Stored data
■ ■ ■

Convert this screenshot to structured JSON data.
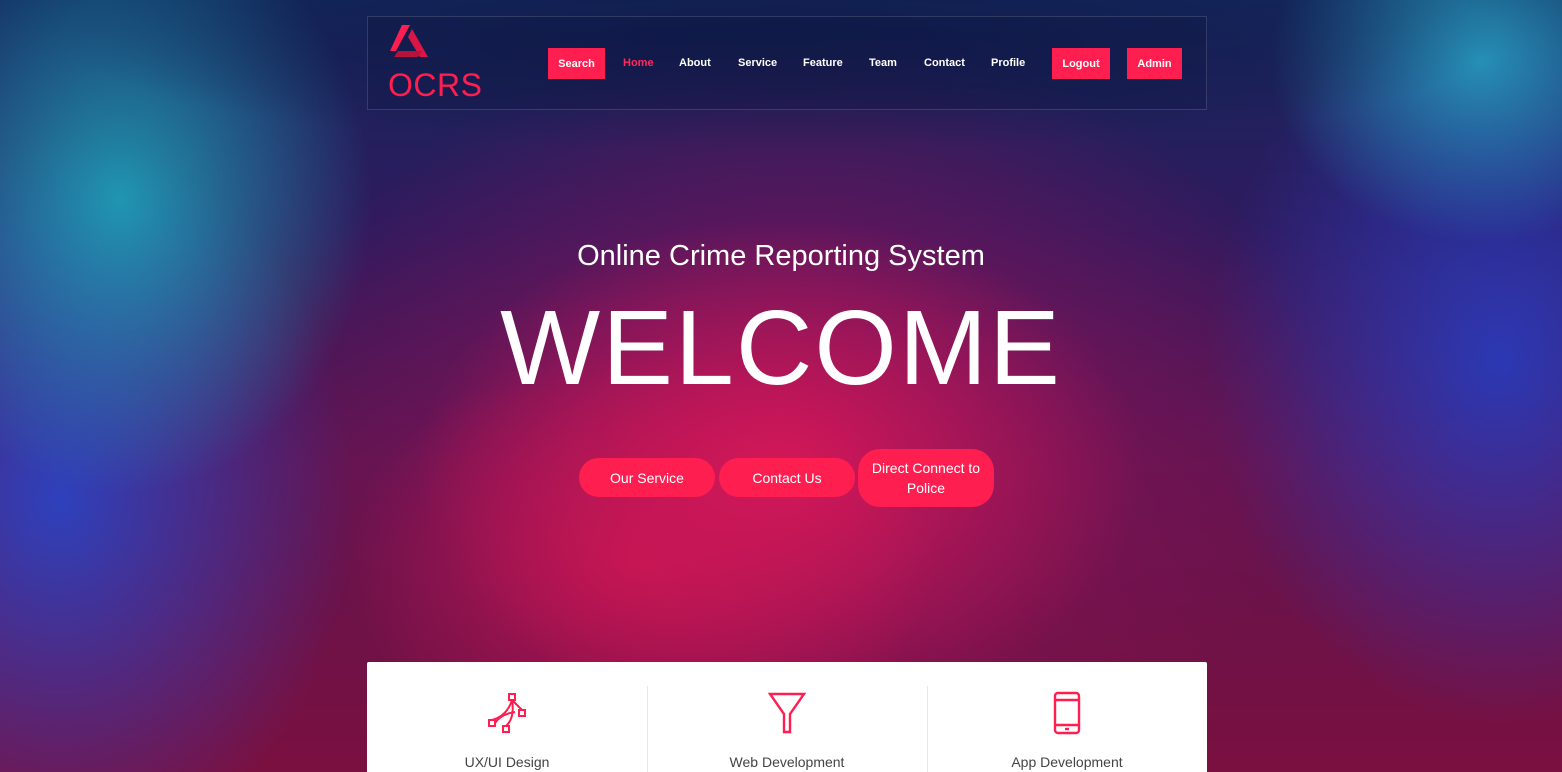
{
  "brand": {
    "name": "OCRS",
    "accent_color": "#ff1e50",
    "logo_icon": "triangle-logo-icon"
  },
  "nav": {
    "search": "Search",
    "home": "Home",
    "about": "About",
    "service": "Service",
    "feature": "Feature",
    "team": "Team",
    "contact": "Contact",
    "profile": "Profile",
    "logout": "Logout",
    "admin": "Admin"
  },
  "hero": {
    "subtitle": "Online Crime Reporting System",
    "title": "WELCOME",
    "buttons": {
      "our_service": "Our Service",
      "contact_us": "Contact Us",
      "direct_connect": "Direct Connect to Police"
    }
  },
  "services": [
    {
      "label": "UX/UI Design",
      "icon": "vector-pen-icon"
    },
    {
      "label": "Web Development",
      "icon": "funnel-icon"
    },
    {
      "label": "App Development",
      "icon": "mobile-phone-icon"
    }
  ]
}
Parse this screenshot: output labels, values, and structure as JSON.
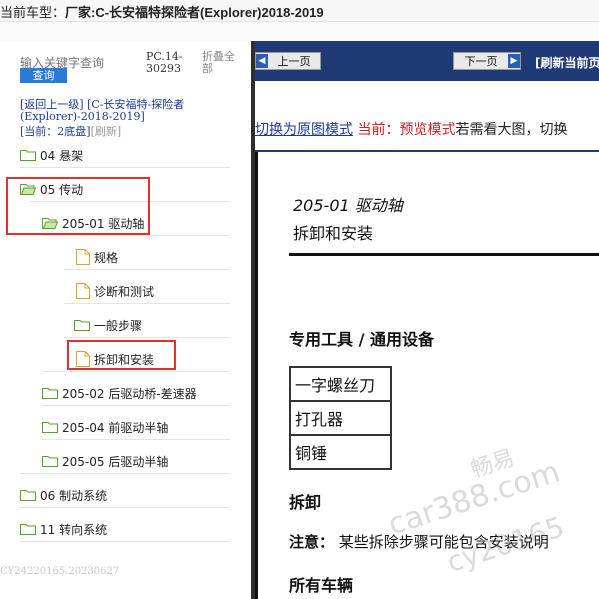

■ ■ ■

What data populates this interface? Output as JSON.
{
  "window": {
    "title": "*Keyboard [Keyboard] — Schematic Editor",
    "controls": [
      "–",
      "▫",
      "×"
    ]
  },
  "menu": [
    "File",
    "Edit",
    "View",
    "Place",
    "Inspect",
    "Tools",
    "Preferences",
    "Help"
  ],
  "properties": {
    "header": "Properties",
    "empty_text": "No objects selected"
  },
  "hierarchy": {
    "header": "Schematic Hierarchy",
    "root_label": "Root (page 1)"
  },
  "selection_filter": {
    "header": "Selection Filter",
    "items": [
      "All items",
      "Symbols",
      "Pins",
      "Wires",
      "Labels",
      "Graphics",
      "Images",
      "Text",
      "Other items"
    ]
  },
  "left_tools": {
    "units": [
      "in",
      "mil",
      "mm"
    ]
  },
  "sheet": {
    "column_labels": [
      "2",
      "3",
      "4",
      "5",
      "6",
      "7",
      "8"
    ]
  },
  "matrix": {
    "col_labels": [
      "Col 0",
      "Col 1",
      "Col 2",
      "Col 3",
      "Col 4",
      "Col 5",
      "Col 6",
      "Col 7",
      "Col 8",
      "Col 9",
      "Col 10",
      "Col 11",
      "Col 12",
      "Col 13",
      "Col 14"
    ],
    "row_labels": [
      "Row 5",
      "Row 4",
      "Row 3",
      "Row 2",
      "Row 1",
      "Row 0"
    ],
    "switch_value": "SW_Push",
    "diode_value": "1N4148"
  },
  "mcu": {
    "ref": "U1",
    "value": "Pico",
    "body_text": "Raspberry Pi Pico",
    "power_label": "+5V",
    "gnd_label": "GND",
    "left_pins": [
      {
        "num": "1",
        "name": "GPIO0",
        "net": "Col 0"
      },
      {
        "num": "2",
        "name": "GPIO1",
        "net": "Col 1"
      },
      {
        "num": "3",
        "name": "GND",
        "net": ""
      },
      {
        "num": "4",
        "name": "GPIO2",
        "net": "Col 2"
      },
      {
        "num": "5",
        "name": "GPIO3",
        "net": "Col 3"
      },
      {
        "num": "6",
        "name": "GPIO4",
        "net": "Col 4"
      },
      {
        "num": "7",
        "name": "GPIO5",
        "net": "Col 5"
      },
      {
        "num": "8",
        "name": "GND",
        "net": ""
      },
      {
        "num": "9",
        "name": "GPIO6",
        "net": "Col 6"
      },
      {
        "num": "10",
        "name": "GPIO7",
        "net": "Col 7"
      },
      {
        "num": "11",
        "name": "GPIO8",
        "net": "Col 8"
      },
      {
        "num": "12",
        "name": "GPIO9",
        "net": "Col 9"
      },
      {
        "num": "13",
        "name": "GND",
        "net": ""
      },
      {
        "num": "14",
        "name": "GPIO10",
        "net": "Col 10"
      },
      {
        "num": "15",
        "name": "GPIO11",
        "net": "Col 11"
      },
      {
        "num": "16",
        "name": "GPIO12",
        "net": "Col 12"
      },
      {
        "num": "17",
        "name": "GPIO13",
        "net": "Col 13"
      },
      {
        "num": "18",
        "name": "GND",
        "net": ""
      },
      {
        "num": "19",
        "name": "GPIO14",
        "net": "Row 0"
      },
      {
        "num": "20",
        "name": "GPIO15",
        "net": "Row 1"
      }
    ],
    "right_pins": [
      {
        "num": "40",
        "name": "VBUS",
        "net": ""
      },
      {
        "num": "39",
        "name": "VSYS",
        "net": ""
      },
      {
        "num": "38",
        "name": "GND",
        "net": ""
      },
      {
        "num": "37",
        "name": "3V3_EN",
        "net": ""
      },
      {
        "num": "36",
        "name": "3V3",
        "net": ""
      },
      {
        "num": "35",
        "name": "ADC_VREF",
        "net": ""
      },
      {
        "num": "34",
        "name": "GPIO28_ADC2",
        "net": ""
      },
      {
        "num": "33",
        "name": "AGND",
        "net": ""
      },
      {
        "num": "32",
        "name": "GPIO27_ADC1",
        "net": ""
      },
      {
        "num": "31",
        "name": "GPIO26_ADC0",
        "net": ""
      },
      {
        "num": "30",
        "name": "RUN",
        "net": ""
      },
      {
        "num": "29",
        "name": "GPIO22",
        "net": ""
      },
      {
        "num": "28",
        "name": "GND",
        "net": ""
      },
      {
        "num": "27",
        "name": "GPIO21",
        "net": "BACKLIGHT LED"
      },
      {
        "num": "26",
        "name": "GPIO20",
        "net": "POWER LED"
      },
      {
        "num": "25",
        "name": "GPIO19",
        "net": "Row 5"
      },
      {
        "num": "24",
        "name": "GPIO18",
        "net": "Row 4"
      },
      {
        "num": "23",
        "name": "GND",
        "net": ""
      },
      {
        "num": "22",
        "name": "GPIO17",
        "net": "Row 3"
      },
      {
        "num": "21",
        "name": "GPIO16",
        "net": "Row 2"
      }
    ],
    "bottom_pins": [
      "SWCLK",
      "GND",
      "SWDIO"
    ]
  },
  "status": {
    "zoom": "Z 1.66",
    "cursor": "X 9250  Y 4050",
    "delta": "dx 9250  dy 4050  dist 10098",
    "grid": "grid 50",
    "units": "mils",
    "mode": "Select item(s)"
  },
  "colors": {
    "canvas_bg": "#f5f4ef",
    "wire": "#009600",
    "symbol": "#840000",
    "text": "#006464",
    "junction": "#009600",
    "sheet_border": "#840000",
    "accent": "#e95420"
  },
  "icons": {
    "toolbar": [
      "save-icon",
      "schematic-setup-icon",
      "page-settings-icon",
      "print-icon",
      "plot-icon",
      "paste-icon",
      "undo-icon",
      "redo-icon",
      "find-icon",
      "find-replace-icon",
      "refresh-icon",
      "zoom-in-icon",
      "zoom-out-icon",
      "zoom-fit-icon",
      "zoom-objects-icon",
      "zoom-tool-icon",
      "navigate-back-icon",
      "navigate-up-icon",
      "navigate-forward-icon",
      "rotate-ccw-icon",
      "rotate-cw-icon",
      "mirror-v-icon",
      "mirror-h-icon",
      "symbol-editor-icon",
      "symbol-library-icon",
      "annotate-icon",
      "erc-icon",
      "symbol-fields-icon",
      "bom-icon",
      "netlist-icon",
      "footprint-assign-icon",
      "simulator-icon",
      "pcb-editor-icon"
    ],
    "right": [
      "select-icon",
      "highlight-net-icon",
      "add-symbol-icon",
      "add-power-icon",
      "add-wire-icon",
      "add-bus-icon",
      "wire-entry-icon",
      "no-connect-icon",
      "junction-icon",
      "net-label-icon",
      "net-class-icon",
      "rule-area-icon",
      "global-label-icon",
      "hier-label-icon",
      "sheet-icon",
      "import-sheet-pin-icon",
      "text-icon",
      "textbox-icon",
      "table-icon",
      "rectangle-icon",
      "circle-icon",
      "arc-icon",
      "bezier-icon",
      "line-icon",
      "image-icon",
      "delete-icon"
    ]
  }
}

■ ■ ■

[Stated task]: Nothing but the lines from the one containing "Convert this screenshot" through the one containing "Parse this screenshot: output" should be written out, exactly and with both ends. Pictures are left out.

[Finished exercise]:
Convert this screenshot to structured JSON data.
{
  "brand": {
    "name": "OCRS",
    "accent_color": "#ff1e50",
    "logo_icon": "triangle-logo-icon"
  },
  "nav": {
    "search": "Search",
    "home": "Home",
    "about": "About",
    "service": "Service",
    "feature": "Feature",
    "team": "Team",
    "contact": "Contact",
    "profile": "Profile",
    "logout": "Logout",
    "admin": "Admin"
  },
  "hero": {
    "subtitle": "Online Crime Reporting System",
    "title": "WELCOME",
    "buttons": {
      "our_service": "Our Service",
      "contact_us": "Contact Us",
      "direct_connect": "Direct Connect to Police"
    }
  },
  "services": [
    {
      "label": "UX/UI Design",
      "icon": "vector-pen-icon"
    },
    {
      "label": "Web Development",
      "icon": "funnel-icon"
    },
    {
      "label": "App Development",
      "icon": "mobile-phone-icon"
    }
  ]
}
Parse this screenshot: output labels, values, and structure as JSON.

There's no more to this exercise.